==== Dataset content

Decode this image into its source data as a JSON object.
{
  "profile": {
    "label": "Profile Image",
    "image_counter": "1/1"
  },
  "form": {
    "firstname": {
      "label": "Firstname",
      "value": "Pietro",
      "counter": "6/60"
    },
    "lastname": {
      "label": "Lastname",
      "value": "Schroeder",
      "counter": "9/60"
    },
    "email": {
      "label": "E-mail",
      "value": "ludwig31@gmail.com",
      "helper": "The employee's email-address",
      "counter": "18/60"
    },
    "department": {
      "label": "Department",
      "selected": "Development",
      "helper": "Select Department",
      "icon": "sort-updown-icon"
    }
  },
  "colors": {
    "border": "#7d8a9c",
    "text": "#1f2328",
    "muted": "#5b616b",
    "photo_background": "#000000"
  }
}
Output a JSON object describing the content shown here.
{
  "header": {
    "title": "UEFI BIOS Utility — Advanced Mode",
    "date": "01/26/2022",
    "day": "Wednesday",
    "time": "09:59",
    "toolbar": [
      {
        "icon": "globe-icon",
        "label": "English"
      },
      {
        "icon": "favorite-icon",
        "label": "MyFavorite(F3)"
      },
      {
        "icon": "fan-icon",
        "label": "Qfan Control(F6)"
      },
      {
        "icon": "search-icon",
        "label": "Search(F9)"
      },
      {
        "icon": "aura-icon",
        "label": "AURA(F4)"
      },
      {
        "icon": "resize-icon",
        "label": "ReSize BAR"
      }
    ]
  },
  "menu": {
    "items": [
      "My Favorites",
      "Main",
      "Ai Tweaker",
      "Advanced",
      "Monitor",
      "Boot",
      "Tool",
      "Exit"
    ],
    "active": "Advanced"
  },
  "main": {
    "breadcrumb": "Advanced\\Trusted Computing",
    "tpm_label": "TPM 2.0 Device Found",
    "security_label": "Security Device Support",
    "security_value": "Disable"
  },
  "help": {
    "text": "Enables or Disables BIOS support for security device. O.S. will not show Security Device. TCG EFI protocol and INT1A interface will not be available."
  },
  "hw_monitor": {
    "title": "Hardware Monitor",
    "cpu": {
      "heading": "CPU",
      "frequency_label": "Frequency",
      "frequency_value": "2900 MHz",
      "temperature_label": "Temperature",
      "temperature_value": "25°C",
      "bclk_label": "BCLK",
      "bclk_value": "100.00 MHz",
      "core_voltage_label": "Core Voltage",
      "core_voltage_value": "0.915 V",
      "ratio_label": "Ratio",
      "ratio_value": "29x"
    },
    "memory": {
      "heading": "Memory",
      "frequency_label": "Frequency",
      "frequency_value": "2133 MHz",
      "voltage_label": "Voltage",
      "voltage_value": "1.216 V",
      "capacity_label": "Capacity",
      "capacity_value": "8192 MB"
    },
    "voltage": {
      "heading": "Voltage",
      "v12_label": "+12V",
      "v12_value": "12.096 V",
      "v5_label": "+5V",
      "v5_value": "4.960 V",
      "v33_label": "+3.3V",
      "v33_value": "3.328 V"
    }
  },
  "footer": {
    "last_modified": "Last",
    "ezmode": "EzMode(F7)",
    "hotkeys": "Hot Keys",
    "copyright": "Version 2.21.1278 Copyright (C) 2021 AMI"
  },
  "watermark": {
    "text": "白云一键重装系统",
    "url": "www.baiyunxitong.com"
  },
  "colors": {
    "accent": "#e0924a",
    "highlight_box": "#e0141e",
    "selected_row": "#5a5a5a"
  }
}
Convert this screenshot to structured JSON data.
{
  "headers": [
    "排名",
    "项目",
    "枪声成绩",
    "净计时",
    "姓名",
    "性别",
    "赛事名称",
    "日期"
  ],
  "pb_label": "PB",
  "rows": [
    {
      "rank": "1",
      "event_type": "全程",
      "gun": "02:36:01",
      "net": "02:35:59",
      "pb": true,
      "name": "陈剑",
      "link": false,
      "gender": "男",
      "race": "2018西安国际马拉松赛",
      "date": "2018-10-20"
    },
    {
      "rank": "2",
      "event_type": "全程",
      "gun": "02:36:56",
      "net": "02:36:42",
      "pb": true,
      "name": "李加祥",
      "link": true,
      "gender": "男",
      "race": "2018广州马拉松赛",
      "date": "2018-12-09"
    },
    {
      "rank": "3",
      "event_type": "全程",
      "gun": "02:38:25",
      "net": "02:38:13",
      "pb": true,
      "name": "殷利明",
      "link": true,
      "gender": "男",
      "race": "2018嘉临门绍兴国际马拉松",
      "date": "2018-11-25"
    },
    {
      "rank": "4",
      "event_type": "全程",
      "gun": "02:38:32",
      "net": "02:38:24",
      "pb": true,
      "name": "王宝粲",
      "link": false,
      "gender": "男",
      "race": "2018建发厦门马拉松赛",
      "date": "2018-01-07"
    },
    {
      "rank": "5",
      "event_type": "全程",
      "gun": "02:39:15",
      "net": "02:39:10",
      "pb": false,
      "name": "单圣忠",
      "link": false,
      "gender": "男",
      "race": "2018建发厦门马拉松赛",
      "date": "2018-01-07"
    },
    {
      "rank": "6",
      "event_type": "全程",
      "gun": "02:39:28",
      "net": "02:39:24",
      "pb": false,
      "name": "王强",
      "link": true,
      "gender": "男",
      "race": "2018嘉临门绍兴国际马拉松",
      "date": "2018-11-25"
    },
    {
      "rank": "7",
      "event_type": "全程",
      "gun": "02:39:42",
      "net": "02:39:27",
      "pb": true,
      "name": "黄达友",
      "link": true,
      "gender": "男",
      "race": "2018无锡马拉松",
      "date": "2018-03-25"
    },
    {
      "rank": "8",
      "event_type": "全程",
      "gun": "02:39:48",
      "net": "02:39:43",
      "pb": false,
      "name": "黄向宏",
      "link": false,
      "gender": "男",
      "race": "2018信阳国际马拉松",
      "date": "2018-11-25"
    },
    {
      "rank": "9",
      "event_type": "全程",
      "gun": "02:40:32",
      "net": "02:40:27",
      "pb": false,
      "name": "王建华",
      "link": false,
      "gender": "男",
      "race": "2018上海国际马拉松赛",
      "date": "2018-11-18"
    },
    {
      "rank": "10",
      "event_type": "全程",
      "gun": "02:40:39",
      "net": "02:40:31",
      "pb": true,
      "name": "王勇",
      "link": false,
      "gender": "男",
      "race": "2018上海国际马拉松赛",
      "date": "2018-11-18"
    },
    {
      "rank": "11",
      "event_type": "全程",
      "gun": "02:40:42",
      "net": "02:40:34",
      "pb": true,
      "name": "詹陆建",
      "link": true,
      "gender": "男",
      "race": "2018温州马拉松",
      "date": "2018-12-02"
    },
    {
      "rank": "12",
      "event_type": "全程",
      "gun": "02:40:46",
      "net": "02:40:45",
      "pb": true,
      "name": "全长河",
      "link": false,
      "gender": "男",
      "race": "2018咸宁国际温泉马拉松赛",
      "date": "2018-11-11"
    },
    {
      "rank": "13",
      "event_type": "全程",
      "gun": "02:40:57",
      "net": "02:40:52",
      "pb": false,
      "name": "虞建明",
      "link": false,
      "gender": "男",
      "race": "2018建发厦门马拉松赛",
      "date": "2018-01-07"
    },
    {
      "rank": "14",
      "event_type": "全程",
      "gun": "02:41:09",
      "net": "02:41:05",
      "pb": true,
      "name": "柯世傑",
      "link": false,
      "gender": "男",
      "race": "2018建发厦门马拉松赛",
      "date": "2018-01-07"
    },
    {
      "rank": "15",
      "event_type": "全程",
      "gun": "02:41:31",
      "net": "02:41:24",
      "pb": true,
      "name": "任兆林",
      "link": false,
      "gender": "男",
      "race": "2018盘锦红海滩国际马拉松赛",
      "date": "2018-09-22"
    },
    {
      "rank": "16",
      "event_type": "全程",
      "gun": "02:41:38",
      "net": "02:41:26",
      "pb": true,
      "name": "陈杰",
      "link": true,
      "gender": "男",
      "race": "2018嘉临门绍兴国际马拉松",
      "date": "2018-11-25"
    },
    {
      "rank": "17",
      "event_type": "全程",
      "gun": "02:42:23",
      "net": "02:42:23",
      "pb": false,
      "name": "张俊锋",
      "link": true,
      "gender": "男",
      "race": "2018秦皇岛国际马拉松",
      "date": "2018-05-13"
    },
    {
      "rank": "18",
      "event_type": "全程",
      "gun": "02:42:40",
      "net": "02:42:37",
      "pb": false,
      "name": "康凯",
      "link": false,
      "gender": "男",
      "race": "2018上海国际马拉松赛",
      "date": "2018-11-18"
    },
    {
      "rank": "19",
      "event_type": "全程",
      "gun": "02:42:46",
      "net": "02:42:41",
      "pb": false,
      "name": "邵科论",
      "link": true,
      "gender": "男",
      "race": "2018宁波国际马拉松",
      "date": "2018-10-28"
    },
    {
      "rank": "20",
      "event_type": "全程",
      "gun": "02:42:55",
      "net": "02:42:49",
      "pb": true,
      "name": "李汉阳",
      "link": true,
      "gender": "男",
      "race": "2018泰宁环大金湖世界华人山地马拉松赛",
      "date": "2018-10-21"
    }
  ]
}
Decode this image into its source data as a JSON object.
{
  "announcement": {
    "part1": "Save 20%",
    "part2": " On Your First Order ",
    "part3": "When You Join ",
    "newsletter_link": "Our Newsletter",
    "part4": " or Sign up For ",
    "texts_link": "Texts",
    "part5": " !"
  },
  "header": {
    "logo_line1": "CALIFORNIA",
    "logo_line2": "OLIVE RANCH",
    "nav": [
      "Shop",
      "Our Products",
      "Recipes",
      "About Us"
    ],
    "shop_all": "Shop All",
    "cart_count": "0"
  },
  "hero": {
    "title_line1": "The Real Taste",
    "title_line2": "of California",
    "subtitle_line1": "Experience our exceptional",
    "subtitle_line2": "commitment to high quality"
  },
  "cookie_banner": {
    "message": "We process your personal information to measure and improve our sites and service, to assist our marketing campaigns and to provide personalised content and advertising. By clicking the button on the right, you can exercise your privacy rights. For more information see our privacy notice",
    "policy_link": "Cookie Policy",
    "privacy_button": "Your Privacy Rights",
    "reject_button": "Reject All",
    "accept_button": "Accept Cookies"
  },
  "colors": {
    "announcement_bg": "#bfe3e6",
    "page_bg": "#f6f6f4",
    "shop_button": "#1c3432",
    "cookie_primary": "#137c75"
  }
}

========

■ **Job**:
State the count of lines above containing the string "email", and add nothing to it.

■ **Reply**:
2